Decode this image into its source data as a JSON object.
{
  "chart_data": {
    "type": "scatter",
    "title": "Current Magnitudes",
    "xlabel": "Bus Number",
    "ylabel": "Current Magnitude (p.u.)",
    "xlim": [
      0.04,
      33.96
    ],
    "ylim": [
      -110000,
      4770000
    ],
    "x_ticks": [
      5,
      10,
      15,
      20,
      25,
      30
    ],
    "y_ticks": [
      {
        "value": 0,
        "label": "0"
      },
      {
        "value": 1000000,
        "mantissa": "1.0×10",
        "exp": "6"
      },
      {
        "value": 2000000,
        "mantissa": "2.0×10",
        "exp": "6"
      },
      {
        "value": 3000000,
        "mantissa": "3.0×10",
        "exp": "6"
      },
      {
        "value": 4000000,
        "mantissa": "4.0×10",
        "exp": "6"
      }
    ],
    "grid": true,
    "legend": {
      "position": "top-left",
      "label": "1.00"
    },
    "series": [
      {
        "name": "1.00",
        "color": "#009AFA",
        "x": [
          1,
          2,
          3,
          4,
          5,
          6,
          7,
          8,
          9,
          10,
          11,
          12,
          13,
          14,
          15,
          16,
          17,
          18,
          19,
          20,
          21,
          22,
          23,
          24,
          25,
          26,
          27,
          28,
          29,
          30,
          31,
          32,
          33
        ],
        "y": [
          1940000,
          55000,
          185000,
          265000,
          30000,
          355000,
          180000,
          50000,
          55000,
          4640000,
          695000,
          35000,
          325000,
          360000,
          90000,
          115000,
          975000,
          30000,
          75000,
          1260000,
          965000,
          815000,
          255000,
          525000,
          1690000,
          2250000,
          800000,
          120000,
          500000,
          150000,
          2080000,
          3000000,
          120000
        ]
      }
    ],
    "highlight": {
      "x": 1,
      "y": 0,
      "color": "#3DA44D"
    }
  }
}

--- --- ---

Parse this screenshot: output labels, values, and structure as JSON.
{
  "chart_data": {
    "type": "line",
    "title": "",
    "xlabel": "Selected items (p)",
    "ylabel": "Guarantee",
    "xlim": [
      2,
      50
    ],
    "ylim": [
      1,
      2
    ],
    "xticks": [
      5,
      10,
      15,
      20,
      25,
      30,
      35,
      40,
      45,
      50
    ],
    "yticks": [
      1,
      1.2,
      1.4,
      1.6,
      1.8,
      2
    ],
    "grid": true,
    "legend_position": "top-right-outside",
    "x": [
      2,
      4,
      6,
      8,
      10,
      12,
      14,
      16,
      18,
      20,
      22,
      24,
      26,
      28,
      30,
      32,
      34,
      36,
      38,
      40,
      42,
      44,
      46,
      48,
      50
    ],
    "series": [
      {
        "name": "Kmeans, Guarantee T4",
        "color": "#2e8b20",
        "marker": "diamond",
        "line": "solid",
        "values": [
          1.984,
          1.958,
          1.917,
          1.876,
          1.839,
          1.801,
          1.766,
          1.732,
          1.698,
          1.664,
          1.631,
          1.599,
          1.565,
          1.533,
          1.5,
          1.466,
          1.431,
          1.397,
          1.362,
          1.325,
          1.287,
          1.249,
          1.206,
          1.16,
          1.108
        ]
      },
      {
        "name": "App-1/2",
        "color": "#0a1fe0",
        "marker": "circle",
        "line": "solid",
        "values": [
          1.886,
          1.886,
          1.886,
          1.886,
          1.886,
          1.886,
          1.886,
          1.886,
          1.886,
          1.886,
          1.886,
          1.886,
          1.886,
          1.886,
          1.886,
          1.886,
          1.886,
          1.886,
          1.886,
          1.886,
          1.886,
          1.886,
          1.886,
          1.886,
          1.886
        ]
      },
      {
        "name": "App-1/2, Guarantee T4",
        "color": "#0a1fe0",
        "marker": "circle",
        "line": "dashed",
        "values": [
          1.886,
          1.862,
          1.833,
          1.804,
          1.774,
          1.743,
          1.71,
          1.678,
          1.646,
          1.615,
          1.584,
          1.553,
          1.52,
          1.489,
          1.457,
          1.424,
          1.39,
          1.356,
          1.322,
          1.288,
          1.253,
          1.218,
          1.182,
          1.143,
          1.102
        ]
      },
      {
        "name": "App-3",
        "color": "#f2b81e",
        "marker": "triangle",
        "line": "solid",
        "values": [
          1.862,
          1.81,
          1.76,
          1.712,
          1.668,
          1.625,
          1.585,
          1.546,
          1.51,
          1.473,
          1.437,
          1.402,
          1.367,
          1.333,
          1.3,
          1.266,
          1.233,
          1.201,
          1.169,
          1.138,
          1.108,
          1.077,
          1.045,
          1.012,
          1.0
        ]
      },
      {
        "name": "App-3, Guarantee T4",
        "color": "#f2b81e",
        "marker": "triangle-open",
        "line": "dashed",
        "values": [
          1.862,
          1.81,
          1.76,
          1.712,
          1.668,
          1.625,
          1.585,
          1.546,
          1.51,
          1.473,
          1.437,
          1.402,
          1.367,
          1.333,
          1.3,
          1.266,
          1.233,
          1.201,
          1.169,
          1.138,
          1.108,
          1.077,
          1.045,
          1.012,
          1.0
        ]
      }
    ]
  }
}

--- --- ---

- Set task:
Isolate the lines that hold the word "ylabel" and copy all of them.

- Result of the exercise:
    "ylabel": "Current Magnitude (p.u.)",
    "ylabel": "Guarantee",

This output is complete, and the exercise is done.